- **Given problem**: Below are records. Copy every line with "Lingkungan" in it.

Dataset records
+--

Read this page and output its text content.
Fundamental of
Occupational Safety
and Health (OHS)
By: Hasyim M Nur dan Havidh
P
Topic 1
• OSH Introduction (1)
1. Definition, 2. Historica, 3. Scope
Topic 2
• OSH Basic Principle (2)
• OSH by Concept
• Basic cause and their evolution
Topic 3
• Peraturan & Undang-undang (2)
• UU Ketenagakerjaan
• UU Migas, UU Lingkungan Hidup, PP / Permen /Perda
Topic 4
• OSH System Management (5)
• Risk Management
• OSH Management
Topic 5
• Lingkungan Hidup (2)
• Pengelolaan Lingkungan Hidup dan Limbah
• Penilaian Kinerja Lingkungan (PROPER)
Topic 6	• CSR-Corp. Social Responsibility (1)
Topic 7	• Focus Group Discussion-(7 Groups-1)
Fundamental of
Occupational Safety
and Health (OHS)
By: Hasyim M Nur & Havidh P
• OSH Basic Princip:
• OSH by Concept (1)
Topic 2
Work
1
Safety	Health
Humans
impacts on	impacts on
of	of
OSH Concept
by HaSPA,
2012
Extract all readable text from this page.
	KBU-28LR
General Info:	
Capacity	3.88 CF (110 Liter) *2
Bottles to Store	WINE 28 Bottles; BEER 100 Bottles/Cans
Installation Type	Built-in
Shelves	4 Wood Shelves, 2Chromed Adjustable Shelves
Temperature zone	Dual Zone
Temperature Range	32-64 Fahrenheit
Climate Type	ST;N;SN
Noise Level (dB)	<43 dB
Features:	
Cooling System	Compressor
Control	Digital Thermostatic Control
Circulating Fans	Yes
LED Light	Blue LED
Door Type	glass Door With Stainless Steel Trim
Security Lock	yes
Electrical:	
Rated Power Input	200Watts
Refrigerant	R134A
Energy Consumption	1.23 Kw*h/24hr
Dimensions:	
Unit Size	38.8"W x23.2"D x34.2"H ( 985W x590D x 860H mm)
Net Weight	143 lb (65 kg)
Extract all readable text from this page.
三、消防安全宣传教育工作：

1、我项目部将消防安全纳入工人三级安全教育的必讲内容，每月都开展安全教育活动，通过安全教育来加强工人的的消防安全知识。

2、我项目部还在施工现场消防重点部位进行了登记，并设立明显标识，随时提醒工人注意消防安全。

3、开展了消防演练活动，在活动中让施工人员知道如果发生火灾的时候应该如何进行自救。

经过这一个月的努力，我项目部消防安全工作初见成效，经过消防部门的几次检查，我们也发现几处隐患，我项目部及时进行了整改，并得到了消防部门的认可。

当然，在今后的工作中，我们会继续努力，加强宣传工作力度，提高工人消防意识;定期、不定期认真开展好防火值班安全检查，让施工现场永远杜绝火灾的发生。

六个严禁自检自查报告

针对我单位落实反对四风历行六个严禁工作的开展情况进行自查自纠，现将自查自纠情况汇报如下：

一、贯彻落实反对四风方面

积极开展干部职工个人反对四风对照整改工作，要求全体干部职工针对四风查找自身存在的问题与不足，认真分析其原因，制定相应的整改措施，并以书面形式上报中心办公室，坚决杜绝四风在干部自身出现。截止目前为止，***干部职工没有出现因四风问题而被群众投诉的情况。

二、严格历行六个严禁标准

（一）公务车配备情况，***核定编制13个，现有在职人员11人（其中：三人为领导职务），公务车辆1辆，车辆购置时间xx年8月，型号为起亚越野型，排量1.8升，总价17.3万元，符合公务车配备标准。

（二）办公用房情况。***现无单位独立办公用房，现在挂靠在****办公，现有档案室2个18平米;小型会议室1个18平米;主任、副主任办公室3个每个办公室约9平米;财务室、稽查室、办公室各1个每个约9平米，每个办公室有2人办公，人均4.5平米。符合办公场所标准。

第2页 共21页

+--

- **Task solution**:
• UU Migas, UU Lingkungan Hidup, PP / Permen /Perda
• Lingkungan Hidup (2)
• Pengelolaan Lingkungan Hidup dan Limbah
• Penilaian Kinerja Lingkungan (PROPER)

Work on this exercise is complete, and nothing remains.